■ **EXERCISE PROMPT**
Locate the word "JSON" in the data below, then copy every line that holds it.

........

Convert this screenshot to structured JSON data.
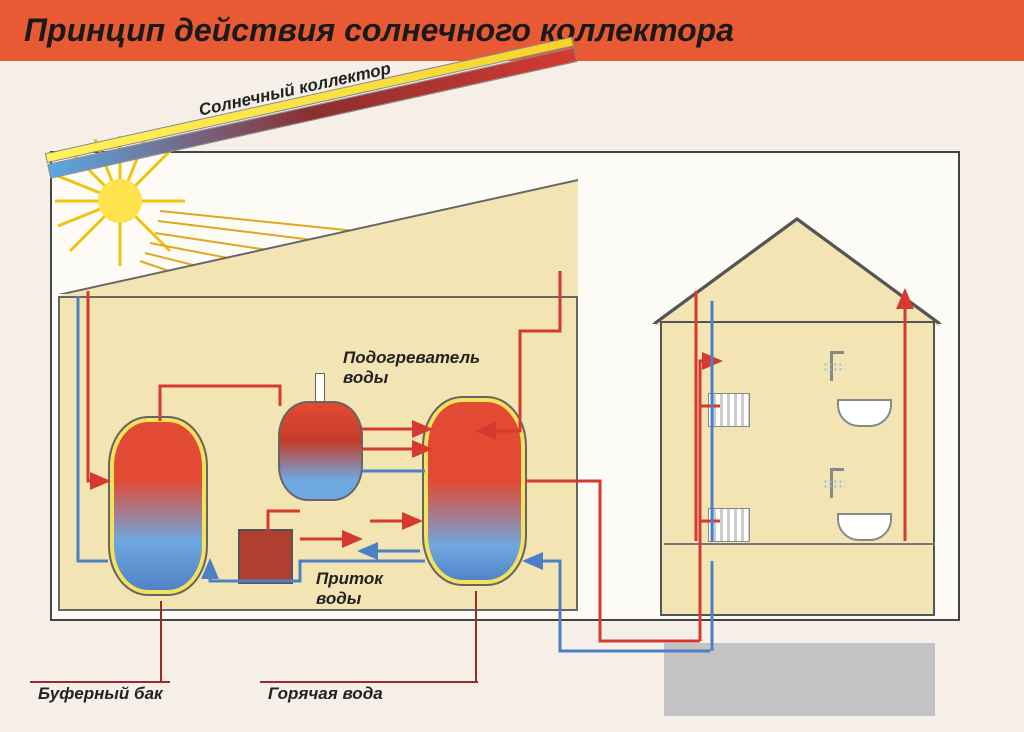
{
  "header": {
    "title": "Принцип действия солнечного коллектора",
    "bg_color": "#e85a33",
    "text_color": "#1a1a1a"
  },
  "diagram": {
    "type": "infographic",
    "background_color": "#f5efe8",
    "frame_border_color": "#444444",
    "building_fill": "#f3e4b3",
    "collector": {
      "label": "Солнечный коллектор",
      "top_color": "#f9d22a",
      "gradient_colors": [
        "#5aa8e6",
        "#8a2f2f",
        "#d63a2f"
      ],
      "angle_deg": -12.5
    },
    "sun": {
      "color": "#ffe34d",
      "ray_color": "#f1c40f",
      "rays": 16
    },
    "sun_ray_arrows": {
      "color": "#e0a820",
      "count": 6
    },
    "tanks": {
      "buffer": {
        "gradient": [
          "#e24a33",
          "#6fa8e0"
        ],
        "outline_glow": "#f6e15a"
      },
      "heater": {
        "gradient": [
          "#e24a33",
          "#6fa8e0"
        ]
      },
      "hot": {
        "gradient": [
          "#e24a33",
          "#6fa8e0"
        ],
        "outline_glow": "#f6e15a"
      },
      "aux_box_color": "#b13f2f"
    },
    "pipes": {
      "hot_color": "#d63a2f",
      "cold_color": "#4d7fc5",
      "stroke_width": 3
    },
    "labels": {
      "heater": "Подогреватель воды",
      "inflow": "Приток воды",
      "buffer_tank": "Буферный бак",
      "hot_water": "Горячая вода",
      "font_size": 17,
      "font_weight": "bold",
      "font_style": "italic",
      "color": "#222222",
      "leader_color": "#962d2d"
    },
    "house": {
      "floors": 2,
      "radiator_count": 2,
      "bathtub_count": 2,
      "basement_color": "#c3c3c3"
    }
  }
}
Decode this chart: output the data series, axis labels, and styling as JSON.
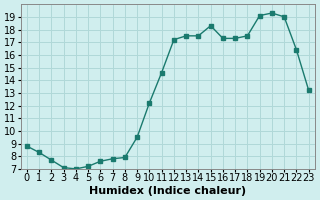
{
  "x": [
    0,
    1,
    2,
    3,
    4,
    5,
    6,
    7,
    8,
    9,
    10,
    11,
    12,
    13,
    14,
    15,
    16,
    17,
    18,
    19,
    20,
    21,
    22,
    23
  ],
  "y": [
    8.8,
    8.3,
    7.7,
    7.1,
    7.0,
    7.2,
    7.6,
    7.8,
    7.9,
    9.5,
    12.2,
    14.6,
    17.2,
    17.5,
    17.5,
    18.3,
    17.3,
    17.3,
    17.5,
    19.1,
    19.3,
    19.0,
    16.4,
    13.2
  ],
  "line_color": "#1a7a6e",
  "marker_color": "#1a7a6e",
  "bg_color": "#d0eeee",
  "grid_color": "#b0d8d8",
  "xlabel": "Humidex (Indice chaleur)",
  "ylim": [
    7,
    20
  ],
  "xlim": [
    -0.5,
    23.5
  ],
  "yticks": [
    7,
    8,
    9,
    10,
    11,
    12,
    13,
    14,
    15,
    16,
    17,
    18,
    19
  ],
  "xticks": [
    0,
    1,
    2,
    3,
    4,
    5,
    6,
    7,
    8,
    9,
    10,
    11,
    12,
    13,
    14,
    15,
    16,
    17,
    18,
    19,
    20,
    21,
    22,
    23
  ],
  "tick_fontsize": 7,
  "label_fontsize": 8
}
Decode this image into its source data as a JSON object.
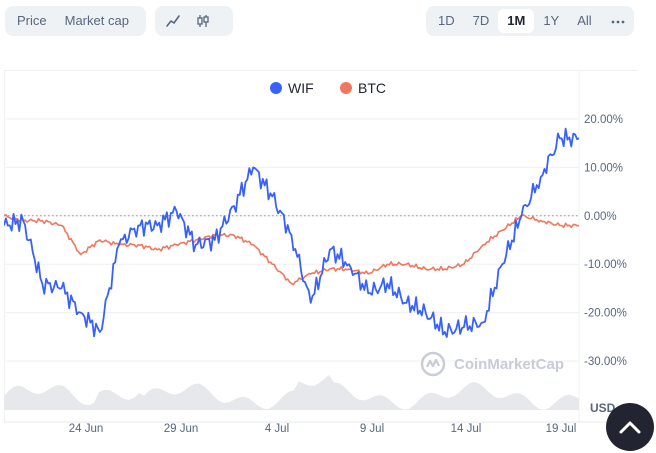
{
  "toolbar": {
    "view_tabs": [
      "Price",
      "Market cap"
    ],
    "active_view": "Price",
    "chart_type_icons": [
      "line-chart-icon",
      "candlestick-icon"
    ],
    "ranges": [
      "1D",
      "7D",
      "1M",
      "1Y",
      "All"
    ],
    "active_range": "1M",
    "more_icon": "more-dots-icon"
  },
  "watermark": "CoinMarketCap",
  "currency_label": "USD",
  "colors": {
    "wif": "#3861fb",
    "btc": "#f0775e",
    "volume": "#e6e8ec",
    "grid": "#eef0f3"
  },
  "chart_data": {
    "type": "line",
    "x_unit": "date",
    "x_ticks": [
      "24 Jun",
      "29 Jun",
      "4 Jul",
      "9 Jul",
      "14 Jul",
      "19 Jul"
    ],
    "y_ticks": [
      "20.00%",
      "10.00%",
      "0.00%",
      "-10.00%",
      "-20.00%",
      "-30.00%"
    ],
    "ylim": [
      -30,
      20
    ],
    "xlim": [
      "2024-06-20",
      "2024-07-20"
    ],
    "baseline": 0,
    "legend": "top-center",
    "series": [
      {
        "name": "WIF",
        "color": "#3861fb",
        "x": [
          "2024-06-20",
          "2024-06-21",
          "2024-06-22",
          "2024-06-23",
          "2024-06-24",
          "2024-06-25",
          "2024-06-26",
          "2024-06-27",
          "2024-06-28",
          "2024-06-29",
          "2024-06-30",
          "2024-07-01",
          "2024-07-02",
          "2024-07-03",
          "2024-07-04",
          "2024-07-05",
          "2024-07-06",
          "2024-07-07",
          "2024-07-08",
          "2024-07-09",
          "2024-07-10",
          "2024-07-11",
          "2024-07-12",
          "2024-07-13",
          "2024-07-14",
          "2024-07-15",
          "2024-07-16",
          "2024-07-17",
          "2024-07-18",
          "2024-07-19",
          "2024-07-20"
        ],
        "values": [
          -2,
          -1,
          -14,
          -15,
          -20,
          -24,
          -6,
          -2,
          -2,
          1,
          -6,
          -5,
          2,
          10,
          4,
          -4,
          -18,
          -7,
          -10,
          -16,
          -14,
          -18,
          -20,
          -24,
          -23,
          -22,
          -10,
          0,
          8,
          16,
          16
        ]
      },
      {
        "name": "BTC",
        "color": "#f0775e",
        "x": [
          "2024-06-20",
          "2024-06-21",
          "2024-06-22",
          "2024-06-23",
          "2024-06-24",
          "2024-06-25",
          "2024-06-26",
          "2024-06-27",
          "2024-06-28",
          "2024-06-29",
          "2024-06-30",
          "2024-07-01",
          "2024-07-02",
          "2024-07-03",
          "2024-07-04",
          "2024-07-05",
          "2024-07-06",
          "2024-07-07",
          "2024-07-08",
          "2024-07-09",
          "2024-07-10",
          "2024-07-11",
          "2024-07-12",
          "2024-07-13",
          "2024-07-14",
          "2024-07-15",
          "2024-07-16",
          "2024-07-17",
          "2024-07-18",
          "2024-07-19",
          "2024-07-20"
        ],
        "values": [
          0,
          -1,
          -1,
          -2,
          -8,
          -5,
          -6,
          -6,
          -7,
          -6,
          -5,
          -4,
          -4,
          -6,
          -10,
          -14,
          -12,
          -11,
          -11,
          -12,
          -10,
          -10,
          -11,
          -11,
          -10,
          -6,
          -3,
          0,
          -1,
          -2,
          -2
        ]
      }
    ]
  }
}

........

■ **TASK RESULT**
Convert this screenshot to structured JSON data.
Decode this chart: output the data series, axis labels, and styling as JSON.
Decode this image into its source data as a JSON object.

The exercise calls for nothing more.